WHAT TO DO
Here are some records; copy every line that holds the word "Button".

MATERIAL SUPPLIED
%%

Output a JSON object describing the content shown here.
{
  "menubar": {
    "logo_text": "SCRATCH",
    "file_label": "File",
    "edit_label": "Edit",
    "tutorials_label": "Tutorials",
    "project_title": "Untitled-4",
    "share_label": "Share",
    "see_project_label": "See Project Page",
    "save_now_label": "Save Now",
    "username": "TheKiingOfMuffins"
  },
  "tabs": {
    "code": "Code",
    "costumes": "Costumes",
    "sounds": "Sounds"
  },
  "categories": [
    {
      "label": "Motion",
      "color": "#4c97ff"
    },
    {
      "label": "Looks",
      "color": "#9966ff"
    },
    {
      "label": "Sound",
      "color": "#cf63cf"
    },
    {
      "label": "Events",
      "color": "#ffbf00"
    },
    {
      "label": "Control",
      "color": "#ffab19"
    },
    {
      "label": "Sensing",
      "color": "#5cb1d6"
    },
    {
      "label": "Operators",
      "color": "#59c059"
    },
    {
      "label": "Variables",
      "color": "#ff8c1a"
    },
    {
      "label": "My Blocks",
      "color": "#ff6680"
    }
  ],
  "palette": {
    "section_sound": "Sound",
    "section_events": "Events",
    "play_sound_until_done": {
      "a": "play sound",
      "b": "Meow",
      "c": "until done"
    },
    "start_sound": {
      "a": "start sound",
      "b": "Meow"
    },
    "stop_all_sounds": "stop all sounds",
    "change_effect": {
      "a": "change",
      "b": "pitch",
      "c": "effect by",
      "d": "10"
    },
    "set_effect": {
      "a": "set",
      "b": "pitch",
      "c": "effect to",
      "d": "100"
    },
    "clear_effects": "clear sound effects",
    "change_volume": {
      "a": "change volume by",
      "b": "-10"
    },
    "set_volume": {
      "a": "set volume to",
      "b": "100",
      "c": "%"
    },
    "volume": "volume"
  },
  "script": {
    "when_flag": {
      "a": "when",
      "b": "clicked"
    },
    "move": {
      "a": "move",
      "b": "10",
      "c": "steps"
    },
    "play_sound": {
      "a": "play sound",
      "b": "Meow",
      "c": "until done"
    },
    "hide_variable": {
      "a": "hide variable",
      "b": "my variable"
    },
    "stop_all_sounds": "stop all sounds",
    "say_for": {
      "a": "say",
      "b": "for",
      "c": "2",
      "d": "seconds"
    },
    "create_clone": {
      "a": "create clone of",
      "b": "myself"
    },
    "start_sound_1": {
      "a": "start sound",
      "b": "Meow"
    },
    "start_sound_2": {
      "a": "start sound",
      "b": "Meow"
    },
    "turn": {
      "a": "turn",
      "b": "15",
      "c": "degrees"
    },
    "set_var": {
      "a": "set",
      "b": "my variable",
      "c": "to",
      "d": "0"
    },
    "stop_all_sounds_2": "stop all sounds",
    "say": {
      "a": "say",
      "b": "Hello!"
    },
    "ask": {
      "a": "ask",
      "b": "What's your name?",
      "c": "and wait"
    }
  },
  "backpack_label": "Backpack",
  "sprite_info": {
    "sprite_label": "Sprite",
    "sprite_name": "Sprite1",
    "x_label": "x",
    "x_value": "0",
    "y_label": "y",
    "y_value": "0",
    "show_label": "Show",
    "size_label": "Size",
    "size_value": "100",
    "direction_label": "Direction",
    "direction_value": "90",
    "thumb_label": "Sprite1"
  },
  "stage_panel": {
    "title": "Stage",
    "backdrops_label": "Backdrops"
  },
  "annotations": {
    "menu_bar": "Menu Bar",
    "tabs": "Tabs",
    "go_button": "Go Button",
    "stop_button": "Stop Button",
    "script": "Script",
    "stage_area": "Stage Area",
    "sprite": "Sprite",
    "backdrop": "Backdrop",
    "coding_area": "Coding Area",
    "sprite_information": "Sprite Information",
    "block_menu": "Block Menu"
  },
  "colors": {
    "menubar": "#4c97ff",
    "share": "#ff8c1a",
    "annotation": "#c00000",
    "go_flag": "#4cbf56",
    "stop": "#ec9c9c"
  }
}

%%

COMPLETE ANSWER
    "go_button": "Go Button",
    "stop_button": "Stop Button",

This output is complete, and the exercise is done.